Information shown start
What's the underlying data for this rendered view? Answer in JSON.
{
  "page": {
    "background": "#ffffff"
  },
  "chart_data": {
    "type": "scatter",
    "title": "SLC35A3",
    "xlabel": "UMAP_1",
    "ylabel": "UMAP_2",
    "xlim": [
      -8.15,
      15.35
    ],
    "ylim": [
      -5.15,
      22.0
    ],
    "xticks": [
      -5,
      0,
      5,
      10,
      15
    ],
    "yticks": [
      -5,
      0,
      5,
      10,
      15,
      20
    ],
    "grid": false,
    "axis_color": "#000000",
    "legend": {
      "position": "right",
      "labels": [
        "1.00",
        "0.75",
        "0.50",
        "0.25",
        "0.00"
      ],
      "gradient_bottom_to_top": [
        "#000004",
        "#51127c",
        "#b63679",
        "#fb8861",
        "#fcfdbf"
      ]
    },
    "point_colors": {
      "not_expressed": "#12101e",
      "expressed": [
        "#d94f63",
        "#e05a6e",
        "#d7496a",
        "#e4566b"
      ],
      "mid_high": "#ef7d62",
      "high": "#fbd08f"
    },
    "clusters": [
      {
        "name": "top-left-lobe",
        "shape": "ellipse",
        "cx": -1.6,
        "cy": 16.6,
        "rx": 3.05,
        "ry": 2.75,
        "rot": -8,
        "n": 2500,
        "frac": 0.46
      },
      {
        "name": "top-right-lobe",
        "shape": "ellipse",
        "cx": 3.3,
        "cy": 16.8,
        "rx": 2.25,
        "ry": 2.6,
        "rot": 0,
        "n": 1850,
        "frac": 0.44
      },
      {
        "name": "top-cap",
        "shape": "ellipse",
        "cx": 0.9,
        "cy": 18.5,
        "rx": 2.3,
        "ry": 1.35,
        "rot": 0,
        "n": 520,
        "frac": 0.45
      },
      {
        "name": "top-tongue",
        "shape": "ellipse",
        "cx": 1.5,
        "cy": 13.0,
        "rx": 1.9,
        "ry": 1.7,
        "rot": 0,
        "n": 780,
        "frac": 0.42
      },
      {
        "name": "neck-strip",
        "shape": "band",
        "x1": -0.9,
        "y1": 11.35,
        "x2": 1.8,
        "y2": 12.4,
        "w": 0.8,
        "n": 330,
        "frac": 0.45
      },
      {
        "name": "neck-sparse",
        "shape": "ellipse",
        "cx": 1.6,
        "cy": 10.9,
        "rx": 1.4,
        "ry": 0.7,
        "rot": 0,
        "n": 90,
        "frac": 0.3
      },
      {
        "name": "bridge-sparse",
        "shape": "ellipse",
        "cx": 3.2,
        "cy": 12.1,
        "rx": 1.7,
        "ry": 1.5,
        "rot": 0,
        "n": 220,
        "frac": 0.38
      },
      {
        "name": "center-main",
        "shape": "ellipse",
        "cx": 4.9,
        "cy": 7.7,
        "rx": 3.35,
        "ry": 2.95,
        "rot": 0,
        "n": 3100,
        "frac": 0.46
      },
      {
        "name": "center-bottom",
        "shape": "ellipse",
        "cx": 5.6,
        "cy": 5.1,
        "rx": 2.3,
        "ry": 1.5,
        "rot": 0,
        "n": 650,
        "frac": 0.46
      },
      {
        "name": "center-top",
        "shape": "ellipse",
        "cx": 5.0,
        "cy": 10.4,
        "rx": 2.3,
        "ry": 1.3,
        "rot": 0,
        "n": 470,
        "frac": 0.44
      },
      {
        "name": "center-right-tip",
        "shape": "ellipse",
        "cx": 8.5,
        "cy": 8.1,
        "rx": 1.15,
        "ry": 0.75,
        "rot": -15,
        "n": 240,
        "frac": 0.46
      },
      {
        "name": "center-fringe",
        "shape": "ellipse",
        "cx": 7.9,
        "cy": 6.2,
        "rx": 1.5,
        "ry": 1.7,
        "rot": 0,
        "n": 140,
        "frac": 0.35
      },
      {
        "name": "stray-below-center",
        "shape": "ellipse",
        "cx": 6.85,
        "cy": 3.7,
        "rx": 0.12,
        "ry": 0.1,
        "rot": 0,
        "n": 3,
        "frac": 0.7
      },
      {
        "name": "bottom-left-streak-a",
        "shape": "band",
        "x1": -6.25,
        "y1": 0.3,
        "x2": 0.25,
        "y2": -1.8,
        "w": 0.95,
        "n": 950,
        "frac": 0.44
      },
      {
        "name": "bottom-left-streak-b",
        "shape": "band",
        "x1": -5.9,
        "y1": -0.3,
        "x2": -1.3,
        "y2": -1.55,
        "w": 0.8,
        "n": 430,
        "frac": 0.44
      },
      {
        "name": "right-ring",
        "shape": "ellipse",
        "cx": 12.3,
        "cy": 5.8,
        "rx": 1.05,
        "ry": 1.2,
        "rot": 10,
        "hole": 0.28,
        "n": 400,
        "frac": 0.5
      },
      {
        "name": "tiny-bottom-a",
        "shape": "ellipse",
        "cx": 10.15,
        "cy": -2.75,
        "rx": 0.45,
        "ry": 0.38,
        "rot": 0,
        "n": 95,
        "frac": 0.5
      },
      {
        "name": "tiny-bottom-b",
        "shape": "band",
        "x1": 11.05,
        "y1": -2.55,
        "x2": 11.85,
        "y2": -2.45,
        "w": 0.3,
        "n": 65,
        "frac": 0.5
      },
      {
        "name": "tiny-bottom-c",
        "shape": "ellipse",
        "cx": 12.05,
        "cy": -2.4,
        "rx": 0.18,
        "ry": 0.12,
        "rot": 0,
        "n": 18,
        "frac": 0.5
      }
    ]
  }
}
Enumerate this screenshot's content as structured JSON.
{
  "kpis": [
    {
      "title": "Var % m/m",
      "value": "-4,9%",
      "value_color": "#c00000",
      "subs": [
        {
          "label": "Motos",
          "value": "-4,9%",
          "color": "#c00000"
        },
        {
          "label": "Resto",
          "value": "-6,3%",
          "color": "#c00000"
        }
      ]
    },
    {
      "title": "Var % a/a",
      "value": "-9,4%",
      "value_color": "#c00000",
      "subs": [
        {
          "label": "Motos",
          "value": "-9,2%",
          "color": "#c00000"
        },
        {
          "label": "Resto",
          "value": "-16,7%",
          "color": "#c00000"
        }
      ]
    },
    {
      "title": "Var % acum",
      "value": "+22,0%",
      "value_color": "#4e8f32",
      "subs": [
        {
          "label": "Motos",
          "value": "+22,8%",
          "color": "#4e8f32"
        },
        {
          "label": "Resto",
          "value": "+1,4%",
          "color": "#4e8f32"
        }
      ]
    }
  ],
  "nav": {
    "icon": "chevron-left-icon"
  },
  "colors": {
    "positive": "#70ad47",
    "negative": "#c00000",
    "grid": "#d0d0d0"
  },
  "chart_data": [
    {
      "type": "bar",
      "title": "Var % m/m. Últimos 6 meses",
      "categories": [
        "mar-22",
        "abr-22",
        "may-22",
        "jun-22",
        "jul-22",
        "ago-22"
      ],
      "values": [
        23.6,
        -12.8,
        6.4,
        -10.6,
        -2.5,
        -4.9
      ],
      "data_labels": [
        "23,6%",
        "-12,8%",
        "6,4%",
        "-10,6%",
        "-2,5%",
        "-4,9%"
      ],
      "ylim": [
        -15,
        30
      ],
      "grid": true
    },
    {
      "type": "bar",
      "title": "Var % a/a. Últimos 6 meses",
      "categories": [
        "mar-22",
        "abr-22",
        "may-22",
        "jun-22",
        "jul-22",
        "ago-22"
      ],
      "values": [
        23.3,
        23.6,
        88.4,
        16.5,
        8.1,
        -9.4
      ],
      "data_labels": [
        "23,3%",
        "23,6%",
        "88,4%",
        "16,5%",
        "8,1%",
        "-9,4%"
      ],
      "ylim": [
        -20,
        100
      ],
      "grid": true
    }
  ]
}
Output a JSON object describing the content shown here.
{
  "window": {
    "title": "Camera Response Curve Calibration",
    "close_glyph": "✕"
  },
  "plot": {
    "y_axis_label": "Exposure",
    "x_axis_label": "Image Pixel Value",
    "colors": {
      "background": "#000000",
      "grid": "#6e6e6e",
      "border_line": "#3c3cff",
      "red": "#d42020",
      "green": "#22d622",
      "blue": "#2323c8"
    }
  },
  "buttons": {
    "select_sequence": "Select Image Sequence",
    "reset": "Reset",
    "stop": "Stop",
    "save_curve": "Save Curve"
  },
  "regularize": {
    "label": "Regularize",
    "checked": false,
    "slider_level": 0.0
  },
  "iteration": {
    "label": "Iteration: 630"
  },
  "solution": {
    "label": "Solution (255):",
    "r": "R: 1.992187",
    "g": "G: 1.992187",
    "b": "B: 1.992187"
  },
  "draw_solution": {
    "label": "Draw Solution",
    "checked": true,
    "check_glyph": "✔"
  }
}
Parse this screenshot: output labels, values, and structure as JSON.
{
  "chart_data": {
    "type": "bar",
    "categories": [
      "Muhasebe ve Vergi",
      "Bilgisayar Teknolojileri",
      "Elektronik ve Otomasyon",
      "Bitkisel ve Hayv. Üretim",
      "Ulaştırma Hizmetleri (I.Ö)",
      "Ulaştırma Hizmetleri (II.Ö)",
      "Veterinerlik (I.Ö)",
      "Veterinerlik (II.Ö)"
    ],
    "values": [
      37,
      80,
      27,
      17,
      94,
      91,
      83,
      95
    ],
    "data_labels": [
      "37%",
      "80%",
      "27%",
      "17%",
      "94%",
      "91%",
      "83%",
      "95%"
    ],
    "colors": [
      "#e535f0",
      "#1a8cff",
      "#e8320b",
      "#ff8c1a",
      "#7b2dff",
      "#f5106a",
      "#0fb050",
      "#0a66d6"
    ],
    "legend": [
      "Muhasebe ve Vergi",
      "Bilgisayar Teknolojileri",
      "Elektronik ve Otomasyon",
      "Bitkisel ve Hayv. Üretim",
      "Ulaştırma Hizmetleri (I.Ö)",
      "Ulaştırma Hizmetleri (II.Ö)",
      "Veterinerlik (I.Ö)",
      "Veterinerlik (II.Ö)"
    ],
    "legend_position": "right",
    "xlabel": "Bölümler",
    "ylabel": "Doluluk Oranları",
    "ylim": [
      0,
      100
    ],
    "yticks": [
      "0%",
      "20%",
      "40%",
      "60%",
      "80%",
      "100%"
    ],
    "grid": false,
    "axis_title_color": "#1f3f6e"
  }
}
Information shown end
▸ Short problem: Gather all lines from the listing above in which "background" occurs.

▸ Solution to this exercise:
    "background": "#ffffff"
      "background": "#000000",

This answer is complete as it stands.